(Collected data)
####################

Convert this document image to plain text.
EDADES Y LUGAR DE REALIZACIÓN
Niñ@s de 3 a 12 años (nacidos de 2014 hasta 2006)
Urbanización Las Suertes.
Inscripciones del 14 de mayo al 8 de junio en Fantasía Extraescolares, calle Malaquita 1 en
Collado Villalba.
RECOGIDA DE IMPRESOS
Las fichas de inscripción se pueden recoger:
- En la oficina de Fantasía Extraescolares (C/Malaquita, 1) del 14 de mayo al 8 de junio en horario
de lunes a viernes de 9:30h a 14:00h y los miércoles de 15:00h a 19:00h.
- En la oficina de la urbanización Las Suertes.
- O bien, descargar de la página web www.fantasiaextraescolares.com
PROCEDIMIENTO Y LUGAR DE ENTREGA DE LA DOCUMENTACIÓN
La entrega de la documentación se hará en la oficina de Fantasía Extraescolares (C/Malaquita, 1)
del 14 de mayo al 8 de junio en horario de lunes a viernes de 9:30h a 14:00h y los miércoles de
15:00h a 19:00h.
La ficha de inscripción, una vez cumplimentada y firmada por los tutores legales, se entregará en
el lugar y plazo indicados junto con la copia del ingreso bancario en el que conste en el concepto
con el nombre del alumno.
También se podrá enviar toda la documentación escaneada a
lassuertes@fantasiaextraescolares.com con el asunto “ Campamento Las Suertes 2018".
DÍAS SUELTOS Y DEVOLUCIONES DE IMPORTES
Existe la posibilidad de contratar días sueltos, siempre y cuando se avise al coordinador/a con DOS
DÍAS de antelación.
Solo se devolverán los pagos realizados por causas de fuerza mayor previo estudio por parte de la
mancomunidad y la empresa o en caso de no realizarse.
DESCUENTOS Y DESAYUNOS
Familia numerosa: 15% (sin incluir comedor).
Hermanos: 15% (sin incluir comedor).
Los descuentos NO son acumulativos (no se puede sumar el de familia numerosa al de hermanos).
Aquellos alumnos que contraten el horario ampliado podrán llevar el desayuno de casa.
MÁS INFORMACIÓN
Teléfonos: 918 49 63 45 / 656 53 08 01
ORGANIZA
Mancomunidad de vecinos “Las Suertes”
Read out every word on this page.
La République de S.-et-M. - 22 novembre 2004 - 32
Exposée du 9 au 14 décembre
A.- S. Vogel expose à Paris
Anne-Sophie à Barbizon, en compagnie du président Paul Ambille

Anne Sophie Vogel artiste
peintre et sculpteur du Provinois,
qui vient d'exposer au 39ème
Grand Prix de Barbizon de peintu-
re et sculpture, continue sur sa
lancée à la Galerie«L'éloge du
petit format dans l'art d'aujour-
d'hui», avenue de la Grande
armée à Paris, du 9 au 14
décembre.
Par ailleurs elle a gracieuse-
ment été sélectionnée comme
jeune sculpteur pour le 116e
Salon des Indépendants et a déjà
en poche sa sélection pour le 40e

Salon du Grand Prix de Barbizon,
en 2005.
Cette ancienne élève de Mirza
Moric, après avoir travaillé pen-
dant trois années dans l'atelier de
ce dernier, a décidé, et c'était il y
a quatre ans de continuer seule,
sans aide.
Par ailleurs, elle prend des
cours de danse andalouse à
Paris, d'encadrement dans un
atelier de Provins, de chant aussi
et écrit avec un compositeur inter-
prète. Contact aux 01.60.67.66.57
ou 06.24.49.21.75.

####################

Copy every line of the data that holds the string "lunes".

de lunes a viernes de 9:30h a 14:00h y los miércoles de 15:00h a 19:00h.
del 14 de mayo al 8 de junio en horario de lunes a viernes de 9:30h a 14:00h y los miércoles de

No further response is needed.